Short problem:
Every line that holds the string "Villa" is to be identified and copied.

[Dataset entries]
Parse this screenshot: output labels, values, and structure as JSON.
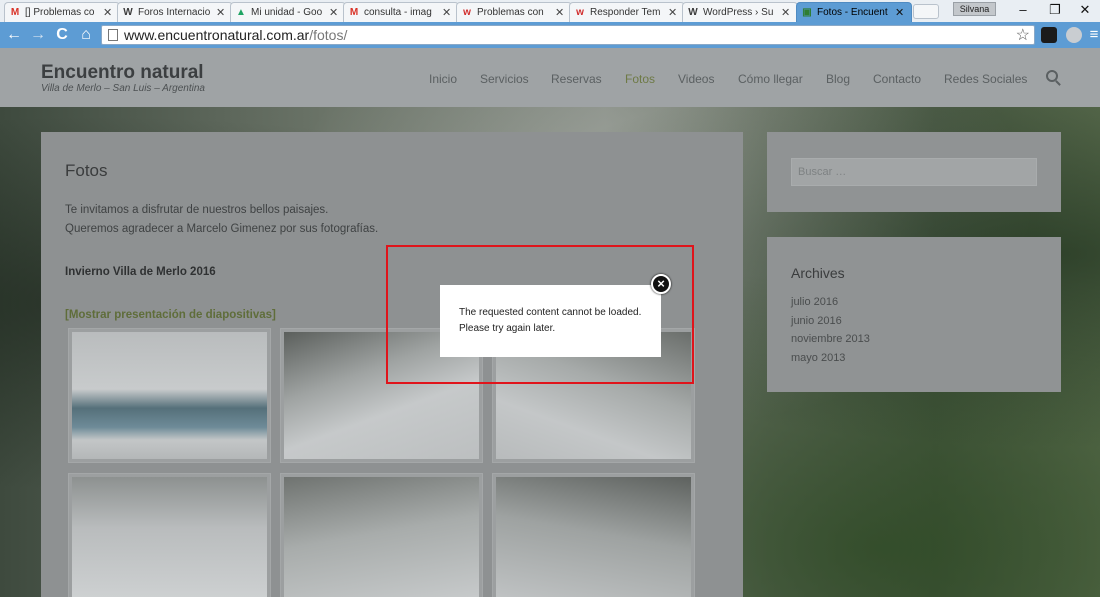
{
  "browser": {
    "tabs": [
      {
        "title": "[] Problemas co",
        "favicon": "gmail-icon",
        "fav_glyph": "M",
        "fav_color": "#d93025",
        "active": false
      },
      {
        "title": "Foros Internacio",
        "favicon": "wordpress-icon",
        "fav_glyph": "W",
        "fav_color": "#3c3c3c",
        "active": false
      },
      {
        "title": "Mi unidad - Goo",
        "favicon": "drive-icon",
        "fav_glyph": "▲",
        "fav_color": "#1fa463",
        "active": false
      },
      {
        "title": "consulta - imag",
        "favicon": "gmail-icon",
        "fav_glyph": "M",
        "fav_color": "#d93025",
        "active": false
      },
      {
        "title": "Problemas con",
        "favicon": "wix-icon",
        "fav_glyph": "w",
        "fav_color": "#d12c2c",
        "active": false
      },
      {
        "title": "Responder Tem",
        "favicon": "wix-icon",
        "fav_glyph": "w",
        "fav_color": "#d12c2c",
        "active": false
      },
      {
        "title": "WordPress › Su",
        "favicon": "wordpress-icon",
        "fav_glyph": "W",
        "fav_color": "#3c3c3c",
        "active": false
      },
      {
        "title": "Fotos - Encuent",
        "favicon": "site-icon",
        "fav_glyph": "▣",
        "fav_color": "#2e7d32",
        "active": true
      }
    ],
    "user": "Silvana",
    "url_domain": "www.encuentronatural.com.ar",
    "url_path": "/fotos/",
    "window_controls": {
      "minimize": "–",
      "restore": "❐",
      "close": "✕"
    },
    "nav_glyphs": {
      "back": "←",
      "forward": "→",
      "reload": "C",
      "home": "⌂",
      "star": "☆",
      "menu": "≡"
    }
  },
  "site": {
    "title": "Encuentro natural",
    "tagline": "Villa de Merlo – San Luis – Argentina",
    "nav": [
      {
        "label": "Inicio",
        "active": false
      },
      {
        "label": "Servicios",
        "active": false
      },
      {
        "label": "Reservas",
        "active": false
      },
      {
        "label": "Fotos",
        "active": true
      },
      {
        "label": "Videos",
        "active": false
      },
      {
        "label": "Cómo llegar",
        "active": false
      },
      {
        "label": "Blog",
        "active": false
      },
      {
        "label": "Contacto",
        "active": false
      },
      {
        "label": "Redes Sociales",
        "active": false
      }
    ]
  },
  "content": {
    "heading": "Fotos",
    "intro_line1": "Te invitamos a disfrutar de nuestros bellos paisajes.",
    "intro_line2": "Queremos agradecer a Marcelo Gimenez por sus fotografías.",
    "gallery_title": "Invierno Villa de Merlo 2016",
    "slideshow_link": "[Mostrar presentación de diapositivas]"
  },
  "sidebar": {
    "search_placeholder": "Buscar …",
    "archives_title": "Archives",
    "archives": [
      "julio 2016",
      "junio 2016",
      "noviembre 2013",
      "mayo 2013"
    ]
  },
  "lightbox": {
    "message_line1": "The requested content cannot be loaded.",
    "message_line2": "Please try again later.",
    "close_glyph": "×"
  },
  "colors": {
    "browser_accent": "#5d9cd4",
    "highlight_outline": "#e0141b",
    "active_nav": "#6e7a45"
  }
}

Output:
    "tagline": "Villa de Merlo – San Luis – Argentina",
    "gallery_title": "Invierno Villa de Merlo 2016",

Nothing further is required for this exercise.